EXERCISE DIRECTIONS – Print all records exactly, leaving nothing out.

Stored data entries:
▶

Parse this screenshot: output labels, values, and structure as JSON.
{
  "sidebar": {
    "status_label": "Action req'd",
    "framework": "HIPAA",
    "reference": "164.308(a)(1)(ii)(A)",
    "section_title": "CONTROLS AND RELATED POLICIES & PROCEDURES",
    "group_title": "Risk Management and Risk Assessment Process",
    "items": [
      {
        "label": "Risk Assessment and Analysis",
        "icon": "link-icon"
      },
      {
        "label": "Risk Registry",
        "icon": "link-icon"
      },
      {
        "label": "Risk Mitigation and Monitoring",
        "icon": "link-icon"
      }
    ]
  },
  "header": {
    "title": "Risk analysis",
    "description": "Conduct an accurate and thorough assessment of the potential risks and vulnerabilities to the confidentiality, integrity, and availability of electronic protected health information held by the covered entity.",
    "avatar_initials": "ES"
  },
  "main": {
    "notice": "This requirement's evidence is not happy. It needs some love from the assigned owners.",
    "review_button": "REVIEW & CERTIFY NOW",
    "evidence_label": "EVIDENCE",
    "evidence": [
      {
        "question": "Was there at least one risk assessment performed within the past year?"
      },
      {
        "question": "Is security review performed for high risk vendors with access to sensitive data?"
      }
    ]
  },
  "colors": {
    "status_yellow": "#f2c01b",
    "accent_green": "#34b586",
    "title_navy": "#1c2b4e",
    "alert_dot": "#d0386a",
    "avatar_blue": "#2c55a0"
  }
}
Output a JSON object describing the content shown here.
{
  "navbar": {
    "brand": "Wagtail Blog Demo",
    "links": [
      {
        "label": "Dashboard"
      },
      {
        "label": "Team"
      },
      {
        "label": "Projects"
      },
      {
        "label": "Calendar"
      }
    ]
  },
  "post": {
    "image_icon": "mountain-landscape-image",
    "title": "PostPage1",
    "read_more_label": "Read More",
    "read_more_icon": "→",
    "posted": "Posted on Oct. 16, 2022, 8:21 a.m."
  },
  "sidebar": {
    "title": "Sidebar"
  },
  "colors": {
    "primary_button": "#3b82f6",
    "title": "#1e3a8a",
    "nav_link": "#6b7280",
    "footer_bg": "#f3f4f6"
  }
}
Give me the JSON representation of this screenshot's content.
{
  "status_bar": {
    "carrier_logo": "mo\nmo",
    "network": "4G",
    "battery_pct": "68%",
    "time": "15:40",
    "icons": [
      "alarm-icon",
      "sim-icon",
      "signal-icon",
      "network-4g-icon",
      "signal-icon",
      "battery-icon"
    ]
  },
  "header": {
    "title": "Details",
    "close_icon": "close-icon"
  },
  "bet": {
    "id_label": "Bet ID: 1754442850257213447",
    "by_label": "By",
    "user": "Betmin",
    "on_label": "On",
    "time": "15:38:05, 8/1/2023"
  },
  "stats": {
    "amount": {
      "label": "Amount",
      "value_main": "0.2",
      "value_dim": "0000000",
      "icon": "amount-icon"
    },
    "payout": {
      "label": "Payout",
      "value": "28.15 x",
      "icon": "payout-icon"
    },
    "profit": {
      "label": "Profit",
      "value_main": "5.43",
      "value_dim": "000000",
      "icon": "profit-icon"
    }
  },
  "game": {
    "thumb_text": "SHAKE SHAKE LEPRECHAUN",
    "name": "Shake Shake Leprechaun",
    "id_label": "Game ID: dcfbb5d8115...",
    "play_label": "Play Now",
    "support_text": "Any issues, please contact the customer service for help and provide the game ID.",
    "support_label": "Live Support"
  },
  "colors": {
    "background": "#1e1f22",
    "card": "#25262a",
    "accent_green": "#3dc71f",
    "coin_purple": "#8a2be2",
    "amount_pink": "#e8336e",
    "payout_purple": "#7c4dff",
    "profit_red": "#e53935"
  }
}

◀

CORRECT OUTPUT –
Parse this screenshot: output labels, values, and structure as JSON.
{
  "sidebar": {
    "status_label": "Action req'd",
    "framework": "HIPAA",
    "reference": "164.308(a)(1)(ii)(A)",
    "section_title": "CONTROLS AND RELATED POLICIES & PROCEDURES",
    "group_title": "Risk Management and Risk Assessment Process",
    "items": [
      {
        "label": "Risk Assessment and Analysis",
        "icon": "link-icon"
      },
      {
        "label": "Risk Registry",
        "icon": "link-icon"
      },
      {
        "label": "Risk Mitigation and Monitoring",
        "icon": "link-icon"
      }
    ]
  },
  "header": {
    "title": "Risk analysis",
    "description": "Conduct an accurate and thorough assessment of the potential risks and vulnerabilities to the confidentiality, integrity, and availability of electronic protected health information held by the covered entity.",
    "avatar_initials": "ES"
  },
  "main": {
    "notice": "This requirement's evidence is not happy. It needs some love from the assigned owners.",
    "review_button": "REVIEW & CERTIFY NOW",
    "evidence_label": "EVIDENCE",
    "evidence": [
      {
        "question": "Was there at least one risk assessment performed within the past year?"
      },
      {
        "question": "Is security review performed for high risk vendors with access to sensitive data?"
      }
    ]
  },
  "colors": {
    "status_yellow": "#f2c01b",
    "accent_green": "#34b586",
    "title_navy": "#1c2b4e",
    "alert_dot": "#d0386a",
    "avatar_blue": "#2c55a0"
  }
}
Output a JSON object describing the content shown here.
{
  "navbar": {
    "brand": "Wagtail Blog Demo",
    "links": [
      {
        "label": "Dashboard"
      },
      {
        "label": "Team"
      },
      {
        "label": "Projects"
      },
      {
        "label": "Calendar"
      }
    ]
  },
  "post": {
    "image_icon": "mountain-landscape-image",
    "title": "PostPage1",
    "read_more_label": "Read More",
    "read_more_icon": "→",
    "posted": "Posted on Oct. 16, 2022, 8:21 a.m."
  },
  "sidebar": {
    "title": "Sidebar"
  },
  "colors": {
    "primary_button": "#3b82f6",
    "title": "#1e3a8a",
    "nav_link": "#6b7280",
    "footer_bg": "#f3f4f6"
  }
}
Give me the JSON representation of this screenshot's content.
{
  "status_bar": {
    "carrier_logo": "mo\nmo",
    "network": "4G",
    "battery_pct": "68%",
    "time": "15:40",
    "icons": [
      "alarm-icon",
      "sim-icon",
      "signal-icon",
      "network-4g-icon",
      "signal-icon",
      "battery-icon"
    ]
  },
  "header": {
    "title": "Details",
    "close_icon": "close-icon"
  },
  "bet": {
    "id_label": "Bet ID: 1754442850257213447",
    "by_label": "By",
    "user": "Betmin",
    "on_label": "On",
    "time": "15:38:05, 8/1/2023"
  },
  "stats": {
    "amount": {
      "label": "Amount",
      "value_main": "0.2",
      "value_dim": "0000000",
      "icon": "amount-icon"
    },
    "payout": {
      "label": "Payout",
      "value": "28.15 x",
      "icon": "payout-icon"
    },
    "profit": {
      "label": "Profit",
      "value_main": "5.43",
      "value_dim": "000000",
      "icon": "profit-icon"
    }
  },
  "game": {
    "thumb_text": "SHAKE SHAKE LEPRECHAUN",
    "name": "Shake Shake Leprechaun",
    "id_label": "Game ID: dcfbb5d8115...",
    "play_label": "Play Now",
    "support_text": "Any issues, please contact the customer service for help and provide the game ID.",
    "support_label": "Live Support"
  },
  "colors": {
    "background": "#1e1f22",
    "card": "#25262a",
    "accent_green": "#3dc71f",
    "coin_purple": "#8a2be2",
    "amount_pink": "#e8336e",
    "payout_purple": "#7c4dff",
    "profit_red": "#e53935"
  }
}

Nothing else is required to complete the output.